▸ **GIVEN EXERCISE**
Take every line from the material that has the word "Peak" in it.

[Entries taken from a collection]
========================================

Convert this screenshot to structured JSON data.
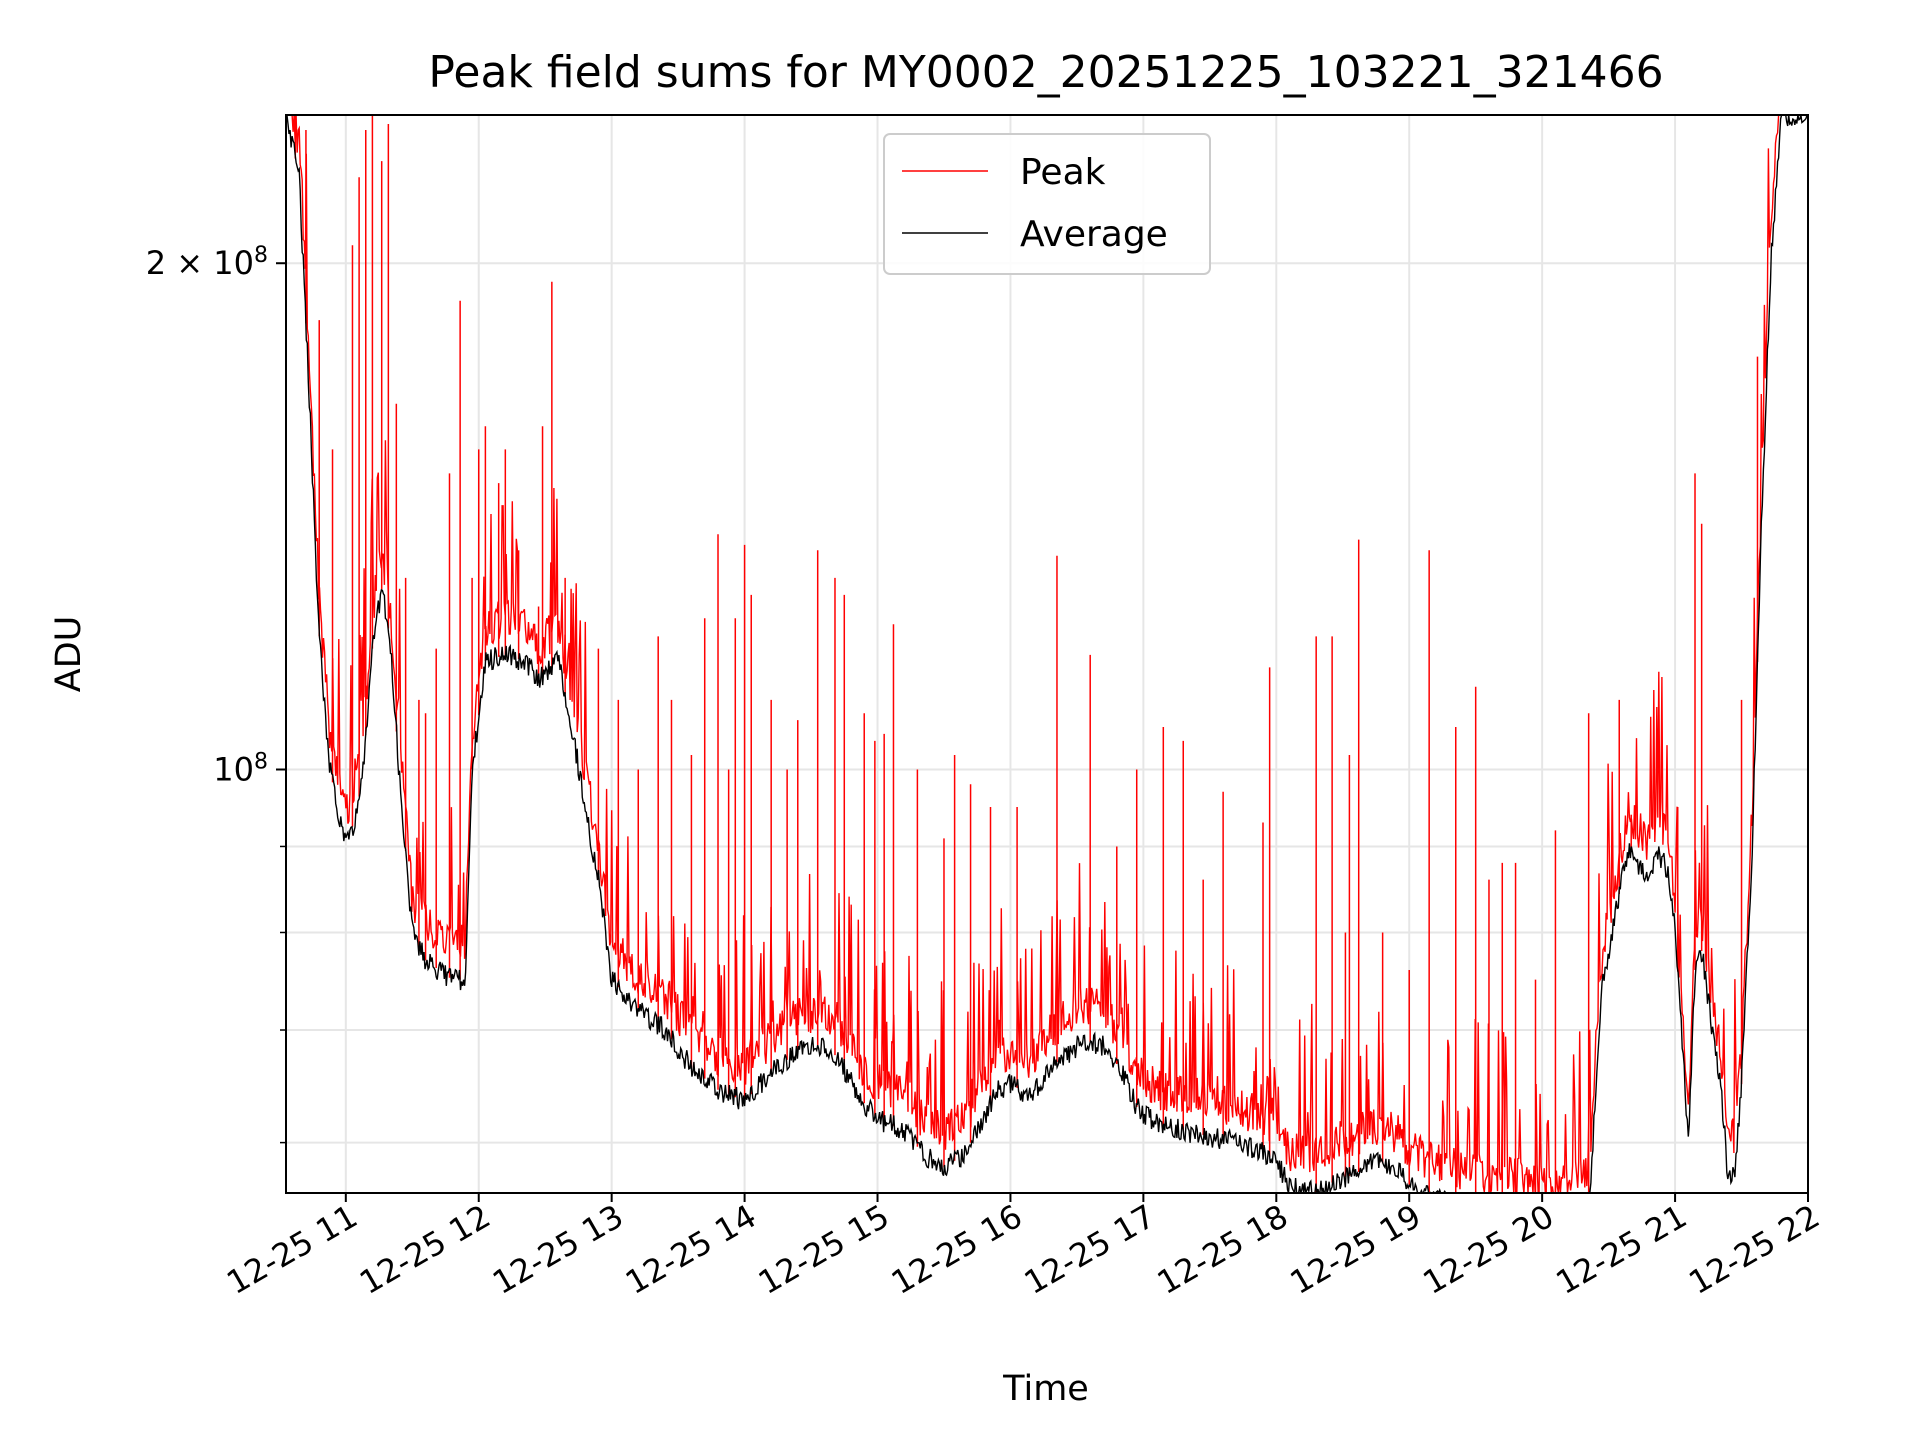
{
  "chart_data": {
    "type": "line",
    "title": "Peak field sums for MY0002_20251225_103221_321466",
    "xlabel": "Time",
    "ylabel": "ADU",
    "yscale": "log",
    "ylim": [
      56000000,
      245000000
    ],
    "xlim_hours": [
      10.55,
      22.0
    ],
    "grid": true,
    "legend_position": "top-center",
    "x_tick_values_hours": [
      11,
      12,
      13,
      14,
      15,
      16,
      17,
      18,
      19,
      20,
      21,
      22
    ],
    "x_tick_labels": [
      "12-25 11",
      "12-25 12",
      "12-25 13",
      "12-25 14",
      "12-25 15",
      "12-25 16",
      "12-25 17",
      "12-25 18",
      "12-25 19",
      "12-25 20",
      "12-25 21",
      "12-25 22"
    ],
    "y_major_ticks": [
      {
        "value": 100000000,
        "base": "10",
        "exp": "8",
        "mant": ""
      },
      {
        "value": 200000000,
        "base": "10",
        "exp": "8",
        "mant": "2 × "
      }
    ],
    "y_minor_grid": [
      60000000,
      70000000,
      80000000,
      90000000
    ],
    "series": [
      {
        "name": "Average",
        "color": "#000000",
        "x_hours": [
          10.55,
          10.65,
          10.72,
          10.8,
          10.88,
          10.95,
          11.0,
          11.08,
          11.13,
          11.2,
          11.27,
          11.33,
          11.4,
          11.5,
          11.6,
          11.7,
          11.8,
          11.9,
          11.95,
          12.05,
          12.2,
          12.35,
          12.45,
          12.6,
          12.7,
          12.8,
          12.9,
          13.0,
          13.2,
          13.4,
          13.6,
          13.8,
          14.0,
          14.2,
          14.4,
          14.55,
          14.7,
          14.85,
          15.0,
          15.2,
          15.35,
          15.5,
          15.65,
          15.8,
          15.9,
          16.0,
          16.15,
          16.35,
          16.55,
          16.7,
          16.85,
          16.95,
          17.1,
          17.3,
          17.5,
          17.7,
          17.85,
          18.0,
          18.1,
          18.3,
          18.45,
          18.6,
          18.75,
          18.9,
          19.0,
          19.2,
          19.4,
          19.6,
          19.8,
          20.0,
          20.2,
          20.35,
          20.45,
          20.55,
          20.65,
          20.72,
          20.8,
          20.88,
          20.95,
          21.0,
          21.05,
          21.1,
          21.15,
          21.2,
          21.28,
          21.35,
          21.4,
          21.45,
          21.5,
          21.58,
          21.65,
          21.72,
          21.8,
          21.88,
          21.95
        ],
        "values": [
          245000000,
          225000000,
          170000000,
          120000000,
          100000000,
          94000000,
          90000000,
          94000000,
          100000000,
          118000000,
          128000000,
          120000000,
          100000000,
          80000000,
          77000000,
          76000000,
          75000000,
          75000000,
          100000000,
          116000000,
          117000000,
          116000000,
          113000000,
          116000000,
          106000000,
          95000000,
          86000000,
          75000000,
          72000000,
          70000000,
          66500000,
          64500000,
          63500000,
          66000000,
          68000000,
          68500000,
          67500000,
          64000000,
          62000000,
          61000000,
          59000000,
          58000000,
          59000000,
          62000000,
          64500000,
          65000000,
          64000000,
          67000000,
          69000000,
          68500000,
          66000000,
          63000000,
          61500000,
          61000000,
          60500000,
          60000000,
          59500000,
          58500000,
          56500000,
          56000000,
          57000000,
          57500000,
          58500000,
          58000000,
          56500000,
          55500000,
          55000000,
          54500000,
          54500000,
          54000000,
          54000000,
          54500000,
          74000000,
          82000000,
          90000000,
          88000000,
          86000000,
          89000000,
          87000000,
          80000000,
          70000000,
          60000000,
          76000000,
          78000000,
          70000000,
          64000000,
          57000000,
          58000000,
          65000000,
          90000000,
          140000000,
          200000000,
          245000000,
          245000000,
          245000000
        ]
      },
      {
        "name": "Peak",
        "color": "#ff0000",
        "spikes": [
          {
            "x": 10.62,
            "v": 245000000
          },
          {
            "x": 10.7,
            "v": 240000000
          },
          {
            "x": 10.8,
            "v": 185000000
          },
          {
            "x": 10.9,
            "v": 155000000
          },
          {
            "x": 11.05,
            "v": 205000000
          },
          {
            "x": 11.1,
            "v": 225000000
          },
          {
            "x": 11.15,
            "v": 240000000
          },
          {
            "x": 11.2,
            "v": 245000000
          },
          {
            "x": 11.27,
            "v": 230000000
          },
          {
            "x": 11.32,
            "v": 242000000
          },
          {
            "x": 11.38,
            "v": 165000000
          },
          {
            "x": 11.45,
            "v": 130000000
          },
          {
            "x": 11.55,
            "v": 110000000
          },
          {
            "x": 11.6,
            "v": 108000000
          },
          {
            "x": 11.68,
            "v": 118000000
          },
          {
            "x": 11.78,
            "v": 150000000
          },
          {
            "x": 11.86,
            "v": 190000000
          },
          {
            "x": 11.95,
            "v": 130000000
          },
          {
            "x": 12.0,
            "v": 155000000
          },
          {
            "x": 12.05,
            "v": 160000000
          },
          {
            "x": 12.15,
            "v": 148000000
          },
          {
            "x": 12.2,
            "v": 155000000
          },
          {
            "x": 12.3,
            "v": 135000000
          },
          {
            "x": 12.45,
            "v": 125000000
          },
          {
            "x": 12.48,
            "v": 160000000
          },
          {
            "x": 12.55,
            "v": 195000000
          },
          {
            "x": 12.65,
            "v": 130000000
          },
          {
            "x": 12.9,
            "v": 118000000
          },
          {
            "x": 13.05,
            "v": 110000000
          },
          {
            "x": 13.2,
            "v": 100000000
          },
          {
            "x": 13.35,
            "v": 120000000
          },
          {
            "x": 13.45,
            "v": 110000000
          },
          {
            "x": 13.6,
            "v": 102000000
          },
          {
            "x": 13.7,
            "v": 123000000
          },
          {
            "x": 13.8,
            "v": 138000000
          },
          {
            "x": 13.88,
            "v": 100000000
          },
          {
            "x": 13.93,
            "v": 123000000
          },
          {
            "x": 14.0,
            "v": 136000000
          },
          {
            "x": 14.05,
            "v": 127000000
          },
          {
            "x": 14.2,
            "v": 110000000
          },
          {
            "x": 14.32,
            "v": 100000000
          },
          {
            "x": 14.4,
            "v": 107000000
          },
          {
            "x": 14.55,
            "v": 135000000
          },
          {
            "x": 14.68,
            "v": 130000000
          },
          {
            "x": 14.75,
            "v": 127000000
          },
          {
            "x": 14.9,
            "v": 108000000
          },
          {
            "x": 14.98,
            "v": 104000000
          },
          {
            "x": 15.05,
            "v": 105000000
          },
          {
            "x": 15.12,
            "v": 122000000
          },
          {
            "x": 15.3,
            "v": 100000000
          },
          {
            "x": 15.5,
            "v": 91000000
          },
          {
            "x": 15.58,
            "v": 102000000
          },
          {
            "x": 15.7,
            "v": 98000000
          },
          {
            "x": 15.85,
            "v": 95000000
          },
          {
            "x": 16.05,
            "v": 95000000
          },
          {
            "x": 16.35,
            "v": 134000000
          },
          {
            "x": 16.6,
            "v": 117000000
          },
          {
            "x": 16.8,
            "v": 90000000
          },
          {
            "x": 16.95,
            "v": 100000000
          },
          {
            "x": 17.15,
            "v": 106000000
          },
          {
            "x": 17.3,
            "v": 104000000
          },
          {
            "x": 17.45,
            "v": 86000000
          },
          {
            "x": 17.6,
            "v": 97000000
          },
          {
            "x": 17.9,
            "v": 93000000
          },
          {
            "x": 17.95,
            "v": 115000000
          },
          {
            "x": 18.3,
            "v": 120000000
          },
          {
            "x": 18.42,
            "v": 120000000
          },
          {
            "x": 18.52,
            "v": 80000000
          },
          {
            "x": 18.55,
            "v": 102000000
          },
          {
            "x": 18.62,
            "v": 137000000
          },
          {
            "x": 18.8,
            "v": 80000000
          },
          {
            "x": 19.0,
            "v": 76000000
          },
          {
            "x": 19.15,
            "v": 135000000
          },
          {
            "x": 19.35,
            "v": 106000000
          },
          {
            "x": 19.5,
            "v": 112000000
          },
          {
            "x": 19.6,
            "v": 86000000
          },
          {
            "x": 19.7,
            "v": 88000000
          },
          {
            "x": 19.8,
            "v": 88000000
          },
          {
            "x": 19.95,
            "v": 75000000
          },
          {
            "x": 20.1,
            "v": 92000000
          },
          {
            "x": 20.35,
            "v": 108000000
          },
          {
            "x": 20.58,
            "v": 110000000
          },
          {
            "x": 20.67,
            "v": 94000000
          },
          {
            "x": 21.02,
            "v": 95000000
          },
          {
            "x": 21.15,
            "v": 150000000
          },
          {
            "x": 21.2,
            "v": 140000000
          },
          {
            "x": 21.5,
            "v": 110000000
          },
          {
            "x": 21.62,
            "v": 176000000
          }
        ]
      }
    ]
  }
}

========================================

▸ **RESULT**
    "title": "Peak field sums for MY0002_20251225_103221_321466",
        "name": "Peak",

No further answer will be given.